- [Task prompt]:
Present the lines of the records as a numbered list, starting at the first line and ending after the line that contains "- next-slide-icon[interactable]: ▼: [883, 506, 890, 513]". Leave out any blank lines.

- [Data shown]:
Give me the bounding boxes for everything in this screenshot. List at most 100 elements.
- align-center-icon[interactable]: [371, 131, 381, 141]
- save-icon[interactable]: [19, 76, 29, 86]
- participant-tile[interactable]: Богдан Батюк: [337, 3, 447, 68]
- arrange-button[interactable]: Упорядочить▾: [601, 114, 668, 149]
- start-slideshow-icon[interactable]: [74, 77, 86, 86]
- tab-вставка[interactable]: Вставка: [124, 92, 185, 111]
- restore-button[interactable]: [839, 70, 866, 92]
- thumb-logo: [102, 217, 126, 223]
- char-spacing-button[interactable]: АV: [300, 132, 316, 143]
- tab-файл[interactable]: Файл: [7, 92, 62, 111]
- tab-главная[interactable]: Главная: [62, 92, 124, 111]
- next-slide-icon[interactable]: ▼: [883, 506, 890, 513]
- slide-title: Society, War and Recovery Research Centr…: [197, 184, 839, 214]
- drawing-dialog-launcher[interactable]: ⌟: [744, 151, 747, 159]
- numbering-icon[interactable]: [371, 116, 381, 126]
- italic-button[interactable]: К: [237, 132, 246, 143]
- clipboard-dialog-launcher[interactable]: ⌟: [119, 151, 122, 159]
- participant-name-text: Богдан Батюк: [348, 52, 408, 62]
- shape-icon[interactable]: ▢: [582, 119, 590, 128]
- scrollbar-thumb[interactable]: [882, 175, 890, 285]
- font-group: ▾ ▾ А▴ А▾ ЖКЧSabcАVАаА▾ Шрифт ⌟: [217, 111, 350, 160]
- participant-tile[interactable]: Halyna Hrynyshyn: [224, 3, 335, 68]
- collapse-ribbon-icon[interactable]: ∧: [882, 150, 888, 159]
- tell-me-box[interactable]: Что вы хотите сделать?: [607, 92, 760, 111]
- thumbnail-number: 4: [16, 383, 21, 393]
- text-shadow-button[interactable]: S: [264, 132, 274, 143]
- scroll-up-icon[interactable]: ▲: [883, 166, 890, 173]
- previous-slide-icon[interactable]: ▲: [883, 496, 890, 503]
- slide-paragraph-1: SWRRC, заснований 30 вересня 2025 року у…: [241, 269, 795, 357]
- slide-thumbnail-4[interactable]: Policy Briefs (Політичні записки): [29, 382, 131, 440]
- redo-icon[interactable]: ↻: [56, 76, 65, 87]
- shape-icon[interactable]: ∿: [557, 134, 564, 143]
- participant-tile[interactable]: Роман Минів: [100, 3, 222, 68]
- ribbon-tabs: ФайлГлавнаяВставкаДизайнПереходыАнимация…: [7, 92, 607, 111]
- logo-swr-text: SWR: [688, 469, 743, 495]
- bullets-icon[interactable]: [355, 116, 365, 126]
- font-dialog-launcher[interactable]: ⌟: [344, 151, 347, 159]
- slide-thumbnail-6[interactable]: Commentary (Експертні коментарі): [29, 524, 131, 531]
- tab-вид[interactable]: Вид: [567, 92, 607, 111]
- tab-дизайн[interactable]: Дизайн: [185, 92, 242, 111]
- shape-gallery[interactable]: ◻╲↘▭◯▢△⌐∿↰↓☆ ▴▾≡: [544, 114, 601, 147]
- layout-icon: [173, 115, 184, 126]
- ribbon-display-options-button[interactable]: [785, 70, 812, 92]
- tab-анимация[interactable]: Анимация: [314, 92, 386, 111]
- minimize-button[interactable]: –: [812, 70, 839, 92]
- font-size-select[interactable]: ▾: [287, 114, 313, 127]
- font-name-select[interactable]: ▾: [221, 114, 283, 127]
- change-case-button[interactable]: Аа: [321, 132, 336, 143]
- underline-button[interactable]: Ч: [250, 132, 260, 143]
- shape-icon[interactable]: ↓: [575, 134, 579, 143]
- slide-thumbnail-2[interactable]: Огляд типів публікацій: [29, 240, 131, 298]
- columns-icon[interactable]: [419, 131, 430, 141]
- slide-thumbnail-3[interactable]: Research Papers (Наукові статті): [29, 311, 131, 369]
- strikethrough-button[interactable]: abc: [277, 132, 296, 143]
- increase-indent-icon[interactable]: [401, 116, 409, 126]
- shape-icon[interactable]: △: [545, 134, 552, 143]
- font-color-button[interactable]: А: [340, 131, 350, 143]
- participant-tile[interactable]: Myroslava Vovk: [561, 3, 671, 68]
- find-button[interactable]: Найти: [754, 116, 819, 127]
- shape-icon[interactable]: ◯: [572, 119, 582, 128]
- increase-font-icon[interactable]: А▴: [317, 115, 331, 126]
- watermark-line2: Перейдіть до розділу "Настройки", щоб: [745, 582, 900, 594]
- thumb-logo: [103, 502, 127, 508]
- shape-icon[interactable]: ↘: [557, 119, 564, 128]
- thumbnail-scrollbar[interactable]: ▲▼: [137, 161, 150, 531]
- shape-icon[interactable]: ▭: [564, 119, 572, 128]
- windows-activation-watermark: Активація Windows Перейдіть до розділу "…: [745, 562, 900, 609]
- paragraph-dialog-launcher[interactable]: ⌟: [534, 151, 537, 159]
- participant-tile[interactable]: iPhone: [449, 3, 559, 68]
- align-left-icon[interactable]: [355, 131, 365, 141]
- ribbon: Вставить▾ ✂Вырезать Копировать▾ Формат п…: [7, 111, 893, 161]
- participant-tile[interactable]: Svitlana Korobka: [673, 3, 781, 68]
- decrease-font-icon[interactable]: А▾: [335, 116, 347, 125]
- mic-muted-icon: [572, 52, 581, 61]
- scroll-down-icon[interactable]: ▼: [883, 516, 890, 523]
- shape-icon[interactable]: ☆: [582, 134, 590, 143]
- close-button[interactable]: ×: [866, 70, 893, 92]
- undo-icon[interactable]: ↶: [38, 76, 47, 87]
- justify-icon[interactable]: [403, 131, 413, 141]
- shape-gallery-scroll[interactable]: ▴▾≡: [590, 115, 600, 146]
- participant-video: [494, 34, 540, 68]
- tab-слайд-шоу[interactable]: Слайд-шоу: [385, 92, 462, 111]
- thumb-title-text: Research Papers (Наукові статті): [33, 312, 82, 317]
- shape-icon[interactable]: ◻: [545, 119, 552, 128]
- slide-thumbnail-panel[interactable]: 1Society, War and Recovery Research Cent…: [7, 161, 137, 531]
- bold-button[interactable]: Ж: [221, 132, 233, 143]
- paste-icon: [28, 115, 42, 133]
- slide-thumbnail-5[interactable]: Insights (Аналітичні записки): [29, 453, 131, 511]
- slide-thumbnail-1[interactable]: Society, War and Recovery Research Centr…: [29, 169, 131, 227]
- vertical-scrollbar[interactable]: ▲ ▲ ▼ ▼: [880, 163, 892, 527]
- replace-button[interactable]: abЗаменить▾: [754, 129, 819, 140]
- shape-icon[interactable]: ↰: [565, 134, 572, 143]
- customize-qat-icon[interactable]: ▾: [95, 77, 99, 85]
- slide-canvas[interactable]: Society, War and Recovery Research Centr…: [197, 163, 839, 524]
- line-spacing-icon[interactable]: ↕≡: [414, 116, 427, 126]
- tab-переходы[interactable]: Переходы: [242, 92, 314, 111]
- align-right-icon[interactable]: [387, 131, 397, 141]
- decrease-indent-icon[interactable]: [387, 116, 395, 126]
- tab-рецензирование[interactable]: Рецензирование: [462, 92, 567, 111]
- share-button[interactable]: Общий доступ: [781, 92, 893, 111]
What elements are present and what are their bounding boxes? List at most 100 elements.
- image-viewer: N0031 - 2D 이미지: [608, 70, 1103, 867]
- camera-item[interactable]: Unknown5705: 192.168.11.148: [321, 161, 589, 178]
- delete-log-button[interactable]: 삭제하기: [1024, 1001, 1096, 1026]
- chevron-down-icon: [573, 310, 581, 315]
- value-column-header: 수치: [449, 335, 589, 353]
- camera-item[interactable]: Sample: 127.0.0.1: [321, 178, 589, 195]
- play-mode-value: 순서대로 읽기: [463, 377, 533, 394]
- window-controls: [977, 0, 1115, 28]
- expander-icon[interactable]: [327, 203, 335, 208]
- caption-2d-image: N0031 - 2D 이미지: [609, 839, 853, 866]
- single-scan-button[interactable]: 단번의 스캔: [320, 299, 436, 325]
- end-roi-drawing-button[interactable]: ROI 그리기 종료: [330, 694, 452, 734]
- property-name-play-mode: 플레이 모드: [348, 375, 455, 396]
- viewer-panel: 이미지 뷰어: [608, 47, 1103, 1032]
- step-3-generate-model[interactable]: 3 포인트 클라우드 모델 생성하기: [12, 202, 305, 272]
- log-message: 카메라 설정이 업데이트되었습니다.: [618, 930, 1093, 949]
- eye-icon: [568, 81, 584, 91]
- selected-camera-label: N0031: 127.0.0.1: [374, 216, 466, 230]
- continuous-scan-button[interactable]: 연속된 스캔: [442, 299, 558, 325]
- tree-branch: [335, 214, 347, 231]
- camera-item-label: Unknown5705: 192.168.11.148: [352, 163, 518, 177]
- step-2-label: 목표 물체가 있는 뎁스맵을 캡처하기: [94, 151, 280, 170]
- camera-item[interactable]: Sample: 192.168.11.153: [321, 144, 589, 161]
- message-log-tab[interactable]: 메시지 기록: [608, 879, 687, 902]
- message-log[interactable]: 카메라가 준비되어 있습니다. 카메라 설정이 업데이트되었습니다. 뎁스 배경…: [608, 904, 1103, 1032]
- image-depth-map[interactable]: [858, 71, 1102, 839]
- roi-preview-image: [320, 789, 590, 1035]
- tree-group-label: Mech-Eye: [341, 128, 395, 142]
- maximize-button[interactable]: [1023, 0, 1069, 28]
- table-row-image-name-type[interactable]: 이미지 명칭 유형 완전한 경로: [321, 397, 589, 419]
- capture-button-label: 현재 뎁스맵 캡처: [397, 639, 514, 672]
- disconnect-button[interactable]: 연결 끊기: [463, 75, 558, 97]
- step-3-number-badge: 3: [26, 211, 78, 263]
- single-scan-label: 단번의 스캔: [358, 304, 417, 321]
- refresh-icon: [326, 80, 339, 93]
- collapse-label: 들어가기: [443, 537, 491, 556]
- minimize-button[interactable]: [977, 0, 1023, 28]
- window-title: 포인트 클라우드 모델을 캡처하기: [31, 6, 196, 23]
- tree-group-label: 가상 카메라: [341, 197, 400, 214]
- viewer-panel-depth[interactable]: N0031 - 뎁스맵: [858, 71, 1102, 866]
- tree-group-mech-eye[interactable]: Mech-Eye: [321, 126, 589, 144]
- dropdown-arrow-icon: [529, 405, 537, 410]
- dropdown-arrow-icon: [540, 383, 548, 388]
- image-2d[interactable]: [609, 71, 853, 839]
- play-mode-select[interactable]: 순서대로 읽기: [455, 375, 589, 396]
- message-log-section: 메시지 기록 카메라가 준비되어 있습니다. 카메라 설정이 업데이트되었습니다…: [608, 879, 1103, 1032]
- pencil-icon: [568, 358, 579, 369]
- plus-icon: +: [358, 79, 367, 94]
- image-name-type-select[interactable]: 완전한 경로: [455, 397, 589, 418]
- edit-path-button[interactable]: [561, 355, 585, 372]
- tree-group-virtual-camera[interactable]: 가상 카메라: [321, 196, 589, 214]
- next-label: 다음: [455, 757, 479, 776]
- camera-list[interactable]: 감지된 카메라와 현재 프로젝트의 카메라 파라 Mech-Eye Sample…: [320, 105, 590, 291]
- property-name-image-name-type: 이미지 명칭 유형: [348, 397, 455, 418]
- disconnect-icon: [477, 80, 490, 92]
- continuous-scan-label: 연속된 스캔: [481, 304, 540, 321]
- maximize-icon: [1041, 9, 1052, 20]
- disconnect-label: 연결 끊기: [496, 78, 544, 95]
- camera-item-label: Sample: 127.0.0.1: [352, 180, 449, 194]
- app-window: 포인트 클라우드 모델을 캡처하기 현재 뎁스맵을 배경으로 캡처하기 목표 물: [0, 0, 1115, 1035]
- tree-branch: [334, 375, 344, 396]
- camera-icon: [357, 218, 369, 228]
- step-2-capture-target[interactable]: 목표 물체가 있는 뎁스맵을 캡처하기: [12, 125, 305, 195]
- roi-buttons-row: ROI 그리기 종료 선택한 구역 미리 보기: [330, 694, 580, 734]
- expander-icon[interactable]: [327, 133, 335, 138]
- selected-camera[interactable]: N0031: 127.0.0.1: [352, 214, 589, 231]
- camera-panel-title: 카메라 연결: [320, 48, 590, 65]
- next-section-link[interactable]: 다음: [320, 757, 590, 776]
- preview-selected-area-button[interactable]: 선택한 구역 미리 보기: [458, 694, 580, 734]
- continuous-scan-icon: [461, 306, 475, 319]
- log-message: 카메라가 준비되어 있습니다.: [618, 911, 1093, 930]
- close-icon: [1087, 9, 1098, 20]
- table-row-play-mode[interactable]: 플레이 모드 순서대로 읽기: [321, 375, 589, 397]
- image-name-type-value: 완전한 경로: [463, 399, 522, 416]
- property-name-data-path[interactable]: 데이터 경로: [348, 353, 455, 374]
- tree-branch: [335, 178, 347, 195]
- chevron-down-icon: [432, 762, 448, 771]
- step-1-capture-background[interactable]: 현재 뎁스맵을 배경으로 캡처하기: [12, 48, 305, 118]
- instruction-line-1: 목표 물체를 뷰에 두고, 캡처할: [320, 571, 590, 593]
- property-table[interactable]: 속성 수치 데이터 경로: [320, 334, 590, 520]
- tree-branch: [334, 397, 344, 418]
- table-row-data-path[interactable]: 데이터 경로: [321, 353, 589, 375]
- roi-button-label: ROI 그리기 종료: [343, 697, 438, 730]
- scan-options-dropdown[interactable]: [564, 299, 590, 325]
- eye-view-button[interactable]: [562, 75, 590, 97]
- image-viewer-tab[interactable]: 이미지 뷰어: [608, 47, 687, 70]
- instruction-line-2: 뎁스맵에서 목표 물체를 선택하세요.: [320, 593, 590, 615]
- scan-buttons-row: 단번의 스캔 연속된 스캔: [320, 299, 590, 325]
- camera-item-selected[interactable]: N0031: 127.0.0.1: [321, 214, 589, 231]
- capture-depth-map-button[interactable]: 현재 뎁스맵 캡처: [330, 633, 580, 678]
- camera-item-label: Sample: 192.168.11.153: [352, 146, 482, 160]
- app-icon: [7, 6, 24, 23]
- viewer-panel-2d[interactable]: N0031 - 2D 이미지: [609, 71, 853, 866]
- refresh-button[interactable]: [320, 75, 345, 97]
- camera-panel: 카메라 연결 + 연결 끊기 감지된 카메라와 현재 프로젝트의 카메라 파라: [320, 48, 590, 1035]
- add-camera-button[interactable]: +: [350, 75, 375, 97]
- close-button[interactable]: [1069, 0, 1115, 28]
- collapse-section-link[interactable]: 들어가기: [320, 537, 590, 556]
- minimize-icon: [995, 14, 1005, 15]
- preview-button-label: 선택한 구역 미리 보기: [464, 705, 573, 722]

- [Exercise response]:
1. Give me the bounding boxes for everything in this screenshot. List at most 100 elements.
2. - align-center-icon[interactable]: [371, 131, 381, 141]
3. - save-icon[interactable]: [19, 76, 29, 86]
4. - participant-tile[interactable]: Богдан Батюк: [337, 3, 447, 68]
5. - arrange-button[interactable]: Упорядочить▾: [601, 114, 668, 149]
6. - start-slideshow-icon[interactable]: [74, 77, 86, 86]
7. - tab-вставка[interactable]: Вставка: [124, 92, 185, 111]
8. - restore-button[interactable]: [839, 70, 866, 92]
9. - thumb-logo: [102, 217, 126, 223]
10. - char-spacing-button[interactable]: АV: [300, 132, 316, 143]
11. - tab-файл[interactable]: Файл: [7, 92, 62, 111]
12. - tab-главная[interactable]: Главная: [62, 92, 124, 111]
13. - next-slide-icon[interactable]: ▼: [883, 506, 890, 513]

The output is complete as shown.